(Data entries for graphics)
## begin
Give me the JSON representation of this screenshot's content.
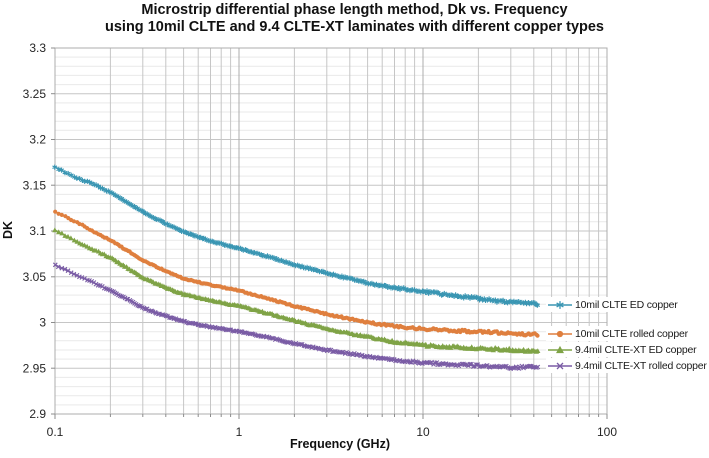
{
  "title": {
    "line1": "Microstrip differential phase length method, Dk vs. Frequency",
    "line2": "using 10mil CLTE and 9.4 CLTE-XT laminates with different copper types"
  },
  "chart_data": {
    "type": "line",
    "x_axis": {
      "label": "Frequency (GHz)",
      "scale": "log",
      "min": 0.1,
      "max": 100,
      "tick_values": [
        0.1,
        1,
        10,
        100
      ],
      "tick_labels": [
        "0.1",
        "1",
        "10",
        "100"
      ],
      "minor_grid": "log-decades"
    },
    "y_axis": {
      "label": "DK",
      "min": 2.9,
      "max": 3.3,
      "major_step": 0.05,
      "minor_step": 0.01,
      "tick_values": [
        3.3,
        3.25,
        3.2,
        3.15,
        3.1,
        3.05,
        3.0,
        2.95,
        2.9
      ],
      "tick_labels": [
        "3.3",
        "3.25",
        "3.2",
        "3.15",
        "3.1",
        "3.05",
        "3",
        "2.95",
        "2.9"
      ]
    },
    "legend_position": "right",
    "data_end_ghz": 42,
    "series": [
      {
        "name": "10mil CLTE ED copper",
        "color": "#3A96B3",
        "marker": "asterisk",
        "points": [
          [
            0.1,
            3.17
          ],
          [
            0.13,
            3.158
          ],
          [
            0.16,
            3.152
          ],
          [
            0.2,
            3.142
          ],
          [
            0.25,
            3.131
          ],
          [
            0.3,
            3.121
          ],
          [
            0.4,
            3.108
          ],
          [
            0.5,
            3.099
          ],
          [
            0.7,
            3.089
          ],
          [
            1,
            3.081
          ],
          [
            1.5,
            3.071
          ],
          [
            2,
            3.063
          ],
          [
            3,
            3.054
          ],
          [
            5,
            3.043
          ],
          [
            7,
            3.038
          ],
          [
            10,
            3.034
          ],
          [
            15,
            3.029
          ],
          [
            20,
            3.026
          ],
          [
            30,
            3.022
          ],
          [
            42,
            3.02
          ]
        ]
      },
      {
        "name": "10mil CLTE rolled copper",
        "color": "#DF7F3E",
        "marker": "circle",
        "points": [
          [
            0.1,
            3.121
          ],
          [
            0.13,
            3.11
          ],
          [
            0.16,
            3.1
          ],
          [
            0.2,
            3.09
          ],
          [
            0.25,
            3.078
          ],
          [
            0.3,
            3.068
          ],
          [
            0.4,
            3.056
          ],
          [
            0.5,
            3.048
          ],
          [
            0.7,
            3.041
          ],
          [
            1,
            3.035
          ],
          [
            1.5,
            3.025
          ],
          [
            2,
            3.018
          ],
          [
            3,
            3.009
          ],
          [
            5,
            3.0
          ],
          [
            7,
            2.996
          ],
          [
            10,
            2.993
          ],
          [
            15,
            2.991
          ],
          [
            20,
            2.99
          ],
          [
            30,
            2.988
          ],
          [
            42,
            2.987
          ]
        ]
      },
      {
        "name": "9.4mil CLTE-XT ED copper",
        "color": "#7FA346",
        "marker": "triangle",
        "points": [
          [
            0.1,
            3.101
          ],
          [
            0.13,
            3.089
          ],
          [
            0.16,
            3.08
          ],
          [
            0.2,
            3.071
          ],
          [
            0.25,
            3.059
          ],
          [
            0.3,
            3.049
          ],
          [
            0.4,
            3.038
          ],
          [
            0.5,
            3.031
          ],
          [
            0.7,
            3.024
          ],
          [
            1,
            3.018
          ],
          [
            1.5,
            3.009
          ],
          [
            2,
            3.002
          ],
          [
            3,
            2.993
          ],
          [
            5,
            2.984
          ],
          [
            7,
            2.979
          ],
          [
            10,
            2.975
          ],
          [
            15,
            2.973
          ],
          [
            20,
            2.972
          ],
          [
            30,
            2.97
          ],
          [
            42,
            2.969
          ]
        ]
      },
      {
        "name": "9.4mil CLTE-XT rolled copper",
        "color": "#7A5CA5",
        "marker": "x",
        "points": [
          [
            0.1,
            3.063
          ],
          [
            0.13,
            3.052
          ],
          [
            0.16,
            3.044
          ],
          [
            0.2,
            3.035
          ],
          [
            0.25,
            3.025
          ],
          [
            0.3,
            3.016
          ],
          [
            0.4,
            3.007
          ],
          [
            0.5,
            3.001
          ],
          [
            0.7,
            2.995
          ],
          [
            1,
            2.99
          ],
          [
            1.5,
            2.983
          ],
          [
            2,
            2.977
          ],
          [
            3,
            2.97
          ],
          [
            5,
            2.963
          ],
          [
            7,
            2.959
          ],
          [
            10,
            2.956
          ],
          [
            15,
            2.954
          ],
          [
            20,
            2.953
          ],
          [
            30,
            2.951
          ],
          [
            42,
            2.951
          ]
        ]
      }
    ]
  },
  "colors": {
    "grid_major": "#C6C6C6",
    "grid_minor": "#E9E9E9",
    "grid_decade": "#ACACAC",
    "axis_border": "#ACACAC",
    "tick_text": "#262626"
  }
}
## end
Task objective
Quote each record exactly as it stands, minus the pictures.

Answer for this exercise
Give me the JSON representation of this screenshot's content.
{
  "title": {
    "line1": "Microstrip differential phase length method, Dk vs. Frequency",
    "line2": "using 10mil CLTE and 9.4 CLTE-XT laminates with different copper types"
  },
  "chart_data": {
    "type": "line",
    "x_axis": {
      "label": "Frequency (GHz)",
      "scale": "log",
      "min": 0.1,
      "max": 100,
      "tick_values": [
        0.1,
        1,
        10,
        100
      ],
      "tick_labels": [
        "0.1",
        "1",
        "10",
        "100"
      ],
      "minor_grid": "log-decades"
    },
    "y_axis": {
      "label": "DK",
      "min": 2.9,
      "max": 3.3,
      "major_step": 0.05,
      "minor_step": 0.01,
      "tick_values": [
        3.3,
        3.25,
        3.2,
        3.15,
        3.1,
        3.05,
        3.0,
        2.95,
        2.9
      ],
      "tick_labels": [
        "3.3",
        "3.25",
        "3.2",
        "3.15",
        "3.1",
        "3.05",
        "3",
        "2.95",
        "2.9"
      ]
    },
    "legend_position": "right",
    "data_end_ghz": 42,
    "series": [
      {
        "name": "10mil CLTE ED copper",
        "color": "#3A96B3",
        "marker": "asterisk",
        "points": [
          [
            0.1,
            3.17
          ],
          [
            0.13,
            3.158
          ],
          [
            0.16,
            3.152
          ],
          [
            0.2,
            3.142
          ],
          [
            0.25,
            3.131
          ],
          [
            0.3,
            3.121
          ],
          [
            0.4,
            3.108
          ],
          [
            0.5,
            3.099
          ],
          [
            0.7,
            3.089
          ],
          [
            1,
            3.081
          ],
          [
            1.5,
            3.071
          ],
          [
            2,
            3.063
          ],
          [
            3,
            3.054
          ],
          [
            5,
            3.043
          ],
          [
            7,
            3.038
          ],
          [
            10,
            3.034
          ],
          [
            15,
            3.029
          ],
          [
            20,
            3.026
          ],
          [
            30,
            3.022
          ],
          [
            42,
            3.02
          ]
        ]
      },
      {
        "name": "10mil CLTE rolled copper",
        "color": "#DF7F3E",
        "marker": "circle",
        "points": [
          [
            0.1,
            3.121
          ],
          [
            0.13,
            3.11
          ],
          [
            0.16,
            3.1
          ],
          [
            0.2,
            3.09
          ],
          [
            0.25,
            3.078
          ],
          [
            0.3,
            3.068
          ],
          [
            0.4,
            3.056
          ],
          [
            0.5,
            3.048
          ],
          [
            0.7,
            3.041
          ],
          [
            1,
            3.035
          ],
          [
            1.5,
            3.025
          ],
          [
            2,
            3.018
          ],
          [
            3,
            3.009
          ],
          [
            5,
            3.0
          ],
          [
            7,
            2.996
          ],
          [
            10,
            2.993
          ],
          [
            15,
            2.991
          ],
          [
            20,
            2.99
          ],
          [
            30,
            2.988
          ],
          [
            42,
            2.987
          ]
        ]
      },
      {
        "name": "9.4mil CLTE-XT ED copper",
        "color": "#7FA346",
        "marker": "triangle",
        "points": [
          [
            0.1,
            3.101
          ],
          [
            0.13,
            3.089
          ],
          [
            0.16,
            3.08
          ],
          [
            0.2,
            3.071
          ],
          [
            0.25,
            3.059
          ],
          [
            0.3,
            3.049
          ],
          [
            0.4,
            3.038
          ],
          [
            0.5,
            3.031
          ],
          [
            0.7,
            3.024
          ],
          [
            1,
            3.018
          ],
          [
            1.5,
            3.009
          ],
          [
            2,
            3.002
          ],
          [
            3,
            2.993
          ],
          [
            5,
            2.984
          ],
          [
            7,
            2.979
          ],
          [
            10,
            2.975
          ],
          [
            15,
            2.973
          ],
          [
            20,
            2.972
          ],
          [
            30,
            2.97
          ],
          [
            42,
            2.969
          ]
        ]
      },
      {
        "name": "9.4mil CLTE-XT rolled copper",
        "color": "#7A5CA5",
        "marker": "x",
        "points": [
          [
            0.1,
            3.063
          ],
          [
            0.13,
            3.052
          ],
          [
            0.16,
            3.044
          ],
          [
            0.2,
            3.035
          ],
          [
            0.25,
            3.025
          ],
          [
            0.3,
            3.016
          ],
          [
            0.4,
            3.007
          ],
          [
            0.5,
            3.001
          ],
          [
            0.7,
            2.995
          ],
          [
            1,
            2.99
          ],
          [
            1.5,
            2.983
          ],
          [
            2,
            2.977
          ],
          [
            3,
            2.97
          ],
          [
            5,
            2.963
          ],
          [
            7,
            2.959
          ],
          [
            10,
            2.956
          ],
          [
            15,
            2.954
          ],
          [
            20,
            2.953
          ],
          [
            30,
            2.951
          ],
          [
            42,
            2.951
          ]
        ]
      }
    ]
  },
  "colors": {
    "grid_major": "#C6C6C6",
    "grid_minor": "#E9E9E9",
    "grid_decade": "#ACACAC",
    "axis_border": "#ACACAC",
    "tick_text": "#262626"
  }
}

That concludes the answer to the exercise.